— BEGIN Extracted entries —
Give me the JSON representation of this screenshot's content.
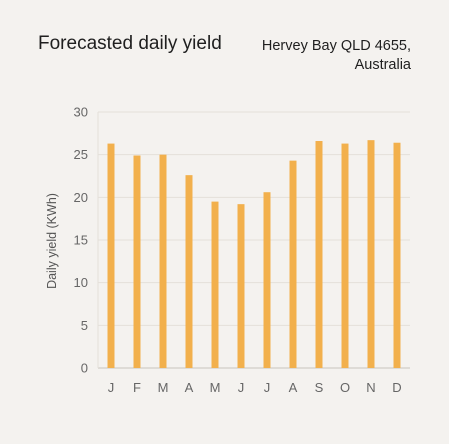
{
  "header": {
    "title": "Forecasted daily yield",
    "location_line1": "Hervey Bay QLD 4655,",
    "location_line2": "Australia"
  },
  "colors": {
    "background": "#f4f2ef",
    "bar": "#f2b04c",
    "grid": "#e4e0da",
    "axis": "#c9c4bd",
    "tick_text": "#666666"
  },
  "chart_data": {
    "type": "bar",
    "ylabel": "Daily yield (KWh)",
    "xlabel": "",
    "ylim": [
      0,
      30
    ],
    "yticks": [
      0,
      5,
      10,
      15,
      20,
      25,
      30
    ],
    "grid": true,
    "categories": [
      "J",
      "F",
      "M",
      "A",
      "M",
      "J",
      "J",
      "A",
      "S",
      "O",
      "N",
      "D"
    ],
    "values": [
      26.3,
      24.9,
      25.0,
      22.6,
      19.5,
      19.2,
      20.6,
      24.3,
      26.6,
      26.3,
      26.7,
      26.4
    ]
  }
}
— END Extracted entries —
Problem details
Make an exact reproduction of the listing above, without any pictures.

Task response
Give me the JSON representation of this screenshot's content.
{
  "header": {
    "title": "Forecasted daily yield",
    "location_line1": "Hervey Bay QLD 4655,",
    "location_line2": "Australia"
  },
  "colors": {
    "background": "#f4f2ef",
    "bar": "#f2b04c",
    "grid": "#e4e0da",
    "axis": "#c9c4bd",
    "tick_text": "#666666"
  },
  "chart_data": {
    "type": "bar",
    "ylabel": "Daily yield (KWh)",
    "xlabel": "",
    "ylim": [
      0,
      30
    ],
    "yticks": [
      0,
      5,
      10,
      15,
      20,
      25,
      30
    ],
    "grid": true,
    "categories": [
      "J",
      "F",
      "M",
      "A",
      "M",
      "J",
      "J",
      "A",
      "S",
      "O",
      "N",
      "D"
    ],
    "values": [
      26.3,
      24.9,
      25.0,
      22.6,
      19.5,
      19.2,
      20.6,
      24.3,
      26.6,
      26.3,
      26.7,
      26.4
    ]
  }
}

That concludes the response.